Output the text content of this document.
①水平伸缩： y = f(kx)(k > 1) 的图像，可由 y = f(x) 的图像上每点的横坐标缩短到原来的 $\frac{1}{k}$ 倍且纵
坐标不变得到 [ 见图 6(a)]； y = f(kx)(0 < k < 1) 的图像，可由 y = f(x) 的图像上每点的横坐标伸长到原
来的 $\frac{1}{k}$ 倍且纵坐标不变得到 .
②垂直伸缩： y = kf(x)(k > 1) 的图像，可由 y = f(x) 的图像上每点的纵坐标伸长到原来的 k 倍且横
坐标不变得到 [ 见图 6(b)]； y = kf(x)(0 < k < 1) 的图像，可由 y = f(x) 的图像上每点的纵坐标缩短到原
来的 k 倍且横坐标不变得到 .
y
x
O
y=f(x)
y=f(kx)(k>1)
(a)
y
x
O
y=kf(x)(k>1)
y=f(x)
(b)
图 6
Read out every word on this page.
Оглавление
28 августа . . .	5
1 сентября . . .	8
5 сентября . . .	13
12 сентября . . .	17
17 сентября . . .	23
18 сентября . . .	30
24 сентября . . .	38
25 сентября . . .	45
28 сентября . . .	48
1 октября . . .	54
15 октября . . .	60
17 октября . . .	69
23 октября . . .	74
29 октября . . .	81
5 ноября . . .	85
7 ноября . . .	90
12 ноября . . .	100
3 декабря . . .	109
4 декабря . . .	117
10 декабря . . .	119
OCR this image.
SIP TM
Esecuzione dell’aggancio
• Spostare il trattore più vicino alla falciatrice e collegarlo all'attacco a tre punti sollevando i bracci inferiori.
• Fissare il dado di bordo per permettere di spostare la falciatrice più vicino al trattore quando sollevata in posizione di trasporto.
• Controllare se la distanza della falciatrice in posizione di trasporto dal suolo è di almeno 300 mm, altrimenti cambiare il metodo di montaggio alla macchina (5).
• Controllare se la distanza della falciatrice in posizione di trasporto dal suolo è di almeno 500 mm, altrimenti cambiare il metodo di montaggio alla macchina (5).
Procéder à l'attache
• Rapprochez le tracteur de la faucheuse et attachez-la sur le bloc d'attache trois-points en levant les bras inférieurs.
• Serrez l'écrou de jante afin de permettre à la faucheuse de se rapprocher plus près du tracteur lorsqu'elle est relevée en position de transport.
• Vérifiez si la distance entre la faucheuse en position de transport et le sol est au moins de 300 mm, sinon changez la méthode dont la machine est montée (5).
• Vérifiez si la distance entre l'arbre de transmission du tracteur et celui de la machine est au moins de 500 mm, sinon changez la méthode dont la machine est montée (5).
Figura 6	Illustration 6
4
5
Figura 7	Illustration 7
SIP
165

__Stated problem__:
Print the complete listing again, exactly as it stands.

__Answer__:
Output the text content of this document.
①水平伸缩： y = f(kx)(k > 1) 的图像，可由 y = f(x) 的图像上每点的横坐标缩短到原来的 $\frac{1}{k}$ 倍且纵
坐标不变得到 [ 见图 6(a)]； y = f(kx)(0 < k < 1) 的图像，可由 y = f(x) 的图像上每点的横坐标伸长到原
来的 $\frac{1}{k}$ 倍且纵坐标不变得到 .
②垂直伸缩： y = kf(x)(k > 1) 的图像，可由 y = f(x) 的图像上每点的纵坐标伸长到原来的 k 倍且横
坐标不变得到 [ 见图 6(b)]； y = kf(x)(0 < k < 1) 的图像，可由 y = f(x) 的图像上每点的纵坐标缩短到原
来的 k 倍且横坐标不变得到 .
y
x
O
y=f(x)
y=f(kx)(k>1)
(a)
y
x
O
y=kf(x)(k>1)
y=f(x)
(b)
图 6
Read out every word on this page.
Оглавление
28 августа . . .	5
1 сентября . . .	8
5 сентября . . .	13
12 сентября . . .	17
17 сентября . . .	23
18 сентября . . .	30
24 сентября . . .	38
25 сентября . . .	45
28 сентября . . .	48
1 октября . . .	54
15 октября . . .	60
17 октября . . .	69
23 октября . . .	74
29 октября . . .	81
5 ноября . . .	85
7 ноября . . .	90
12 ноября . . .	100
3 декабря . . .	109
4 декабря . . .	117
10 декабря . . .	119
OCR this image.
SIP TM
Esecuzione dell’aggancio
• Spostare il trattore più vicino alla falciatrice e collegarlo all'attacco a tre punti sollevando i bracci inferiori.
• Fissare il dado di bordo per permettere di spostare la falciatrice più vicino al trattore quando sollevata in posizione di trasporto.
• Controllare se la distanza della falciatrice in posizione di trasporto dal suolo è di almeno 300 mm, altrimenti cambiare il metodo di montaggio alla macchina (5).
• Controllare se la distanza della falciatrice in posizione di trasporto dal suolo è di almeno 500 mm, altrimenti cambiare il metodo di montaggio alla macchina (5).
Procéder à l'attache
• Rapprochez le tracteur de la faucheuse et attachez-la sur le bloc d'attache trois-points en levant les bras inférieurs.
• Serrez l'écrou de jante afin de permettre à la faucheuse de se rapprocher plus près du tracteur lorsqu'elle est relevée en position de transport.
• Vérifiez si la distance entre la faucheuse en position de transport et le sol est au moins de 300 mm, sinon changez la méthode dont la machine est montée (5).
• Vérifiez si la distance entre l'arbre de transmission du tracteur et celui de la machine est au moins de 500 mm, sinon changez la méthode dont la machine est montée (5).
Figura 6	Illustration 6
4
5
Figura 7	Illustration 7
SIP
165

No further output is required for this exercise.